**Instruction**
Any picture among the records should be left out, please; retype the rest exactly.

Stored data

══════

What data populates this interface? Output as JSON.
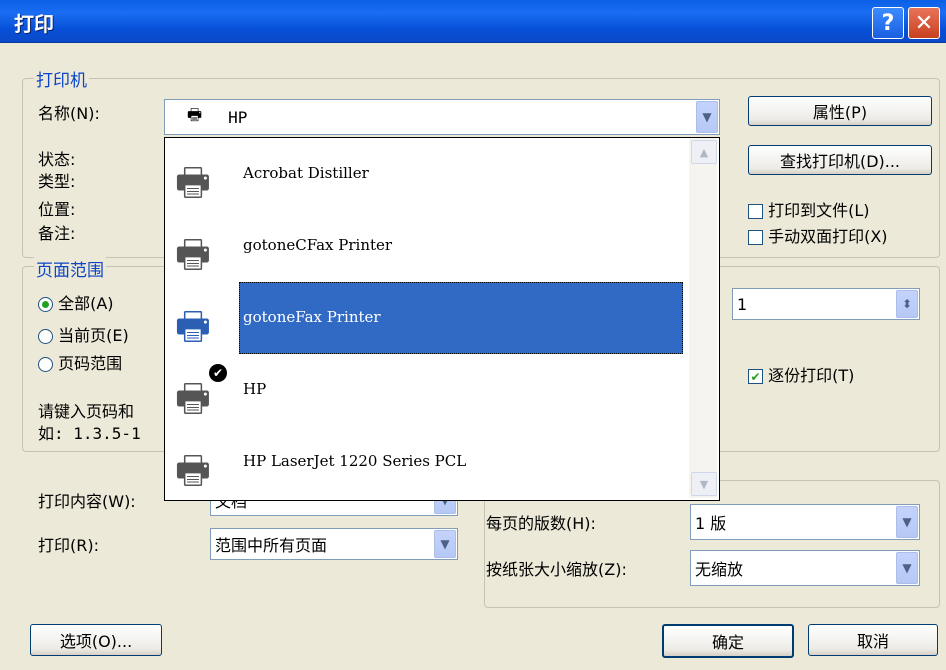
{
  "window": {
    "title": "打印",
    "help_label": "?",
    "close_label": "✕"
  },
  "printer_group": {
    "title": "打印机",
    "name_label": "名称(N):",
    "selected_printer": "HP",
    "status_label": "状态:",
    "type_label": "类型:",
    "location_label": "位置:",
    "comment_label": "备注:",
    "properties_button": "属性(P)",
    "find_printer_button": "查找打印机(D)...",
    "print_to_file": {
      "label": "打印到文件(L)",
      "checked": false
    },
    "manual_duplex": {
      "label": "手动双面打印(X)",
      "checked": false
    }
  },
  "printer_dropdown": {
    "items": [
      {
        "name": "Acrobat Distiller",
        "selected": false,
        "default": false
      },
      {
        "name": "gotoneCFax Printer",
        "selected": false,
        "default": false
      },
      {
        "name": "gotoneFax Printer",
        "selected": true,
        "default": false
      },
      {
        "name": "HP",
        "selected": false,
        "default": true
      },
      {
        "name": "HP LaserJet 1220 Series PCL",
        "selected": false,
        "default": false
      }
    ]
  },
  "page_range": {
    "title": "页面范围",
    "all": "全部(A)",
    "current": "当前页(E)",
    "pages": "页码范围",
    "hint_line1": "请键入页码和",
    "hint_line2": "如: 1.3.5-1",
    "selected": "all"
  },
  "copies": {
    "value": "1",
    "collate_label": "逐份打印(T)",
    "collate_checked": true
  },
  "print_what": {
    "label": "打印内容(W):",
    "value": "文档"
  },
  "print_range": {
    "label": "打印(R):",
    "value": "范围中所有页面"
  },
  "zoom": {
    "pages_per_sheet_label": "每页的版数(H):",
    "pages_per_sheet_value": "1 版",
    "scale_label": "按纸张大小缩放(Z):",
    "scale_value": "无缩放"
  },
  "footer": {
    "options_button": "选项(O)...",
    "ok_button": "确定",
    "cancel_button": "取消"
  },
  "colors": {
    "title_bar": "#0a5fe6",
    "dialog_bg": "#ece9d8",
    "group_title": "#0b45c8",
    "selection": "#316ac5"
  }
}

══════

**Exercise output**
What data populates this interface? Output as JSON.
{
  "window": {
    "title": "打印",
    "help_label": "?",
    "close_label": "✕"
  },
  "printer_group": {
    "title": "打印机",
    "name_label": "名称(N):",
    "selected_printer": "HP",
    "status_label": "状态:",
    "type_label": "类型:",
    "location_label": "位置:",
    "comment_label": "备注:",
    "properties_button": "属性(P)",
    "find_printer_button": "查找打印机(D)...",
    "print_to_file": {
      "label": "打印到文件(L)",
      "checked": false
    },
    "manual_duplex": {
      "label": "手动双面打印(X)",
      "checked": false
    }
  },
  "printer_dropdown": {
    "items": [
      {
        "name": "Acrobat Distiller",
        "selected": false,
        "default": false
      },
      {
        "name": "gotoneCFax Printer",
        "selected": false,
        "default": false
      },
      {
        "name": "gotoneFax Printer",
        "selected": true,
        "default": false
      },
      {
        "name": "HP",
        "selected": false,
        "default": true
      },
      {
        "name": "HP LaserJet 1220 Series PCL",
        "selected": false,
        "default": false
      }
    ]
  },
  "page_range": {
    "title": "页面范围",
    "all": "全部(A)",
    "current": "当前页(E)",
    "pages": "页码范围",
    "hint_line1": "请键入页码和",
    "hint_line2": "如: 1.3.5-1",
    "selected": "all"
  },
  "copies": {
    "value": "1",
    "collate_label": "逐份打印(T)",
    "collate_checked": true
  },
  "print_what": {
    "label": "打印内容(W):",
    "value": "文档"
  },
  "print_range": {
    "label": "打印(R):",
    "value": "范围中所有页面"
  },
  "zoom": {
    "pages_per_sheet_label": "每页的版数(H):",
    "pages_per_sheet_value": "1 版",
    "scale_label": "按纸张大小缩放(Z):",
    "scale_value": "无缩放"
  },
  "footer": {
    "options_button": "选项(O)...",
    "ok_button": "确定",
    "cancel_button": "取消"
  },
  "colors": {
    "title_bar": "#0a5fe6",
    "dialog_bg": "#ece9d8",
    "group_title": "#0b45c8",
    "selection": "#316ac5"
  }
}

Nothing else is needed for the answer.